§ Short exercise: Reproduce the data below, substituting "Drawing size" for every occurrence of "Patent image size" and leaving everything else unchanged.

[Extracted records]
((

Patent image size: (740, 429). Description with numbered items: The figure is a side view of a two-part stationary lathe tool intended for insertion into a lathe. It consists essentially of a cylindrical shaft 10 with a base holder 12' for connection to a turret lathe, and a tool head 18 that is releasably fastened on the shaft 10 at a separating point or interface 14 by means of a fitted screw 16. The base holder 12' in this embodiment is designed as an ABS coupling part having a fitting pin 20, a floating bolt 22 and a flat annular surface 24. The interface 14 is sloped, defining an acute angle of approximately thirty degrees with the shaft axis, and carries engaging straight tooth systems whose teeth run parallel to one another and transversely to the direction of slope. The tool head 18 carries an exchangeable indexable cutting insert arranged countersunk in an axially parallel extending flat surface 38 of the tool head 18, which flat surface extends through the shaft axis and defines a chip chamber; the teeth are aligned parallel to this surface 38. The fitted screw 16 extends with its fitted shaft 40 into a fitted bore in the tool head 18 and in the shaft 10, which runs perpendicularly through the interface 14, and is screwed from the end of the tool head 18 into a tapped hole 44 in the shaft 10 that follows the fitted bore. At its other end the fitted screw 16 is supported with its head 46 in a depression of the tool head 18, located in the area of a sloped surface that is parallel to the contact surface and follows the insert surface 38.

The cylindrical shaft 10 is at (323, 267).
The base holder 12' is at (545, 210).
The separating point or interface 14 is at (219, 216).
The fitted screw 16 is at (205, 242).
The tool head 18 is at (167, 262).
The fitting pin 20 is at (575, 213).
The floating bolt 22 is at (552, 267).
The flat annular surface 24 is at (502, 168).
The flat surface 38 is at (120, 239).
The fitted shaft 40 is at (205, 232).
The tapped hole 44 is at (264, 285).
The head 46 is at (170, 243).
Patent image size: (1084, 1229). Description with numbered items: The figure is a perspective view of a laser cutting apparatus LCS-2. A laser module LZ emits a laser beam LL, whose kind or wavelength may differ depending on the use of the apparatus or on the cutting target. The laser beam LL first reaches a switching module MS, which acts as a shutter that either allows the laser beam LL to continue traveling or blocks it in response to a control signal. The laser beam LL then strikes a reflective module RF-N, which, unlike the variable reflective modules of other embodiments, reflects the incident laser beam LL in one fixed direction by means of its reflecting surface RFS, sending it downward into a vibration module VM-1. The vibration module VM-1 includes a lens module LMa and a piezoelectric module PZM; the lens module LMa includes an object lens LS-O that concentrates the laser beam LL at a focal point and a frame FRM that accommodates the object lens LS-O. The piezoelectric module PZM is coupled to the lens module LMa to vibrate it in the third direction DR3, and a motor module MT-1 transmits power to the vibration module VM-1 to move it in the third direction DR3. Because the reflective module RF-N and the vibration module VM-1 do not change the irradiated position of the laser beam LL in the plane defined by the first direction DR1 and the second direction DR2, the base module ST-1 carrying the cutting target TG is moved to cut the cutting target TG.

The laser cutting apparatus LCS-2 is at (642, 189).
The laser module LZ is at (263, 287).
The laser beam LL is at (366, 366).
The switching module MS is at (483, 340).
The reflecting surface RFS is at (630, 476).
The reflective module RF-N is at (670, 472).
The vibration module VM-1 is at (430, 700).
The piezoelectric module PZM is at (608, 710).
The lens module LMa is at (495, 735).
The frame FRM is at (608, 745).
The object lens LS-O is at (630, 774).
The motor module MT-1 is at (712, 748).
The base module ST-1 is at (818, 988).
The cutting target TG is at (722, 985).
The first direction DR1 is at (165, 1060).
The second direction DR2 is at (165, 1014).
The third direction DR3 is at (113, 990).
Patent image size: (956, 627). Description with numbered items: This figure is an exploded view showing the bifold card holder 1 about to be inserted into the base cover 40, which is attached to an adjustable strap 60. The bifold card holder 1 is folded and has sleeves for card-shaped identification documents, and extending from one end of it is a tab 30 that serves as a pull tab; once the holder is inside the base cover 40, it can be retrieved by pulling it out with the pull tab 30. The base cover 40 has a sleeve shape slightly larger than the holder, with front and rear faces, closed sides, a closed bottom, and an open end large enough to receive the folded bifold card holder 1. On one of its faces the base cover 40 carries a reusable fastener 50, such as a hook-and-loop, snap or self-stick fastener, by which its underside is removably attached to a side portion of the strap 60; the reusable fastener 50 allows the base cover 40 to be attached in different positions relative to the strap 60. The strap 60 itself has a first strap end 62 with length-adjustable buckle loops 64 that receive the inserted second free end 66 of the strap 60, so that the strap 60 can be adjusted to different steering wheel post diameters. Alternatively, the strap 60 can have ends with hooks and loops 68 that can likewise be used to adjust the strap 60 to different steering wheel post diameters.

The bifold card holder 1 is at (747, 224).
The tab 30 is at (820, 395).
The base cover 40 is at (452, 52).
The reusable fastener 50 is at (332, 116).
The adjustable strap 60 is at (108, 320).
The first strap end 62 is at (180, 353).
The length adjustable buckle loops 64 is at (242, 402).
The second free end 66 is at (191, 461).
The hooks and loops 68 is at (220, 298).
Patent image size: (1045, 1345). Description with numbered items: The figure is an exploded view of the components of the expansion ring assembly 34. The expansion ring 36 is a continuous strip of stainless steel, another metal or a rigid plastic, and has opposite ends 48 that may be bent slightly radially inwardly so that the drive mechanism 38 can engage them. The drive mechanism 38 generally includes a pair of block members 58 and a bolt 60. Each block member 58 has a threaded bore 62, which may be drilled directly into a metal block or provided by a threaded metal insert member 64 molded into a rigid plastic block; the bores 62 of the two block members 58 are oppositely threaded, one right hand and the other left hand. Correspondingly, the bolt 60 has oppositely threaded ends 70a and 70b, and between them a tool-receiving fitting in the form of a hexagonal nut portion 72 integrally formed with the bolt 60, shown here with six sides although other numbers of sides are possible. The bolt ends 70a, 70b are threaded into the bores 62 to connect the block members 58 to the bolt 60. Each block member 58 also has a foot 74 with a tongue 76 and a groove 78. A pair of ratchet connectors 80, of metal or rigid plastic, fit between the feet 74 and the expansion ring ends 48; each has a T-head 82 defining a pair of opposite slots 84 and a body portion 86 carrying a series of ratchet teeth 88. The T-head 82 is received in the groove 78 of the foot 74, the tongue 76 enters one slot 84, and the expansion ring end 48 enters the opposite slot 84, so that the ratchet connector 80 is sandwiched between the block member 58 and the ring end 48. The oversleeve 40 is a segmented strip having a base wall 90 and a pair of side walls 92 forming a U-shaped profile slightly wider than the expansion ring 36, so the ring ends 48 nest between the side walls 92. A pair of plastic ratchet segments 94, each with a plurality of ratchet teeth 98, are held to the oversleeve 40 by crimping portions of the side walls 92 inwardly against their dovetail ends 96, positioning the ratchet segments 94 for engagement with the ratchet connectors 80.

))

§ Exercise result:
Drawing size: (740, 429). Description with numbered items: The figure is a side view of a two-part stationary lathe tool intended for insertion into a lathe. It consists essentially of a cylindrical shaft 10 with a base holder 12' for connection to a turret lathe, and a tool head 18 that is releasably fastened on the shaft 10 at a separating point or interface 14 by means of a fitted screw 16. The base holder 12' in this embodiment is designed as an ABS coupling part having a fitting pin 20, a floating bolt 22 and a flat annular surface 24. The interface 14 is sloped, defining an acute angle of approximately thirty degrees with the shaft axis, and carries engaging straight tooth systems whose teeth run parallel to one another and transversely to the direction of slope. The tool head 18 carries an exchangeable indexable cutting insert arranged countersunk in an axially parallel extending flat surface 38 of the tool head 18, which flat surface extends through the shaft axis and defines a chip chamber; the teeth are aligned parallel to this surface 38. The fitted screw 16 extends with its fitted shaft 40 into a fitted bore in the tool head 18 and in the shaft 10, which runs perpendicularly through the interface 14, and is screwed from the end of the tool head 18 into a tapped hole 44 in the shaft 10 that follows the fitted bore. At its other end the fitted screw 16 is supported with its head 46 in a depression of the tool head 18, located in the area of a sloped surface that is parallel to the contact surface and follows the insert surface 38.

The cylindrical shaft 10 is at (323, 267).
The base holder 12' is at (545, 210).
The separating point or interface 14 is at (219, 216).
The fitted screw 16 is at (205, 242).
The tool head 18 is at (167, 262).
The fitting pin 20 is at (575, 213).
The floating bolt 22 is at (552, 267).
The flat annular surface 24 is at (502, 168).
The flat surface 38 is at (120, 239).
The fitted shaft 40 is at (205, 232).
The tapped hole 44 is at (264, 285).
The head 46 is at (170, 243).
Drawing size: (1084, 1229). Description with numbered items: The figure is a perspective view of a laser cutting apparatus LCS-2. A laser module LZ emits a laser beam LL, whose kind or wavelength may differ depending on the use of the apparatus or on the cutting target. The laser beam LL first reaches a switching module MS, which acts as a shutter that either allows the laser beam LL to continue traveling or blocks it in response to a control signal. The laser beam LL then strikes a reflective module RF-N, which, unlike the variable reflective modules of other embodiments, reflects the incident laser beam LL in one fixed direction by means of its reflecting surface RFS, sending it downward into a vibration module VM-1. The vibration module VM-1 includes a lens module LMa and a piezoelectric module PZM; the lens module LMa includes an object lens LS-O that concentrates the laser beam LL at a focal point and a frame FRM that accommodates the object lens LS-O. The piezoelectric module PZM is coupled to the lens module LMa to vibrate it in the third direction DR3, and a motor module MT-1 transmits power to the vibration module VM-1 to move it in the third direction DR3. Because the reflective module RF-N and the vibration module VM-1 do not change the irradiated position of the laser beam LL in the plane defined by the first direction DR1 and the second direction DR2, the base module ST-1 carrying the cutting target TG is moved to cut the cutting target TG.

The laser cutting apparatus LCS-2 is at (642, 189).
The laser module LZ is at (263, 287).
The laser beam LL is at (366, 366).
The switching module MS is at (483, 340).
The reflecting surface RFS is at (630, 476).
The reflective module RF-N is at (670, 472).
The vibration module VM-1 is at (430, 700).
The piezoelectric module PZM is at (608, 710).
The lens module LMa is at (495, 735).
The frame FRM is at (608, 745).
The object lens LS-O is at (630, 774).
The motor module MT-1 is at (712, 748).
The base module ST-1 is at (818, 988).
The cutting target TG is at (722, 985).
The first direction DR1 is at (165, 1060).
The second direction DR2 is at (165, 1014).
The third direction DR3 is at (113, 990).
Drawing size: (956, 627). Description with numbered items: This figure is an exploded view showing the bifold card holder 1 about to be inserted into the base cover 40, which is attached to an adjustable strap 60. The bifold card holder 1 is folded and has sleeves for card-shaped identification documents, and extending from one end of it is a tab 30 that serves as a pull tab; once the holder is inside the base cover 40, it can be retrieved by pulling it out with the pull tab 30. The base cover 40 has a sleeve shape slightly larger than the holder, with front and rear faces, closed sides, a closed bottom, and an open end large enough to receive the folded bifold card holder 1. On one of its faces the base cover 40 carries a reusable fastener 50, such as a hook-and-loop, snap or self-stick fastener, by which its underside is removably attached to a side portion of the strap 60; the reusable fastener 50 allows the base cover 40 to be attached in different positions relative to the strap 60. The strap 60 itself has a first strap end 62 with length-adjustable buckle loops 64 that receive the inserted second free end 66 of the strap 60, so that the strap 60 can be adjusted to different steering wheel post diameters. Alternatively, the strap 60 can have ends with hooks and loops 68 that can likewise be used to adjust the strap 60 to different steering wheel post diameters.

The bifold card holder 1 is at (747, 224).
The tab 30 is at (820, 395).
The base cover 40 is at (452, 52).
The reusable fastener 50 is at (332, 116).
The adjustable strap 60 is at (108, 320).
The first strap end 62 is at (180, 353).
The length adjustable buckle loops 64 is at (242, 402).
The second free end 66 is at (191, 461).
The hooks and loops 68 is at (220, 298).
Drawing size: (1045, 1345). Description with numbered items: The figure is an exploded view of the components of the expansion ring assembly 34. The expansion ring 36 is a continuous strip of stainless steel, another metal or a rigid plastic, and has opposite ends 48 that may be bent slightly radially inwardly so that the drive mechanism 38 can engage them. The drive mechanism 38 generally includes a pair of block members 58 and a bolt 60. Each block member 58 has a threaded bore 62, which may be drilled directly into a metal block or provided by a threaded metal insert member 64 molded into a rigid plastic block; the bores 62 of the two block members 58 are oppositely threaded, one right hand and the other left hand. Correspondingly, the bolt 60 has oppositely threaded ends 70a and 70b, and between them a tool-receiving fitting in the form of a hexagonal nut portion 72 integrally formed with the bolt 60, shown here with six sides although other numbers of sides are possible. The bolt ends 70a, 70b are threaded into the bores 62 to connect the block members 58 to the bolt 60. Each block member 58 also has a foot 74 with a tongue 76 and a groove 78. A pair of ratchet connectors 80, of metal or rigid plastic, fit between the feet 74 and the expansion ring ends 48; each has a T-head 82 defining a pair of opposite slots 84 and a body portion 86 carrying a series of ratchet teeth 88. The T-head 82 is received in the groove 78 of the foot 74, the tongue 76 enters one slot 84, and the expansion ring end 48 enters the opposite slot 84, so that the ratchet connector 80 is sandwiched between the block member 58 and the ring end 48. The oversleeve 40 is a segmented strip having a base wall 90 and a pair of side walls 92 forming a U-shaped profile slightly wider than the expansion ring 36, so the ring ends 48 nest between the side walls 92. A pair of plastic ratchet segments 94, each with a plurality of ratchet teeth 98, are held to the oversleeve 40 by crimping portions of the side walls 92 inwardly against their dovetail ends 96, positioning the ratchet segments 94 for engagement with the ratchet connectors 80.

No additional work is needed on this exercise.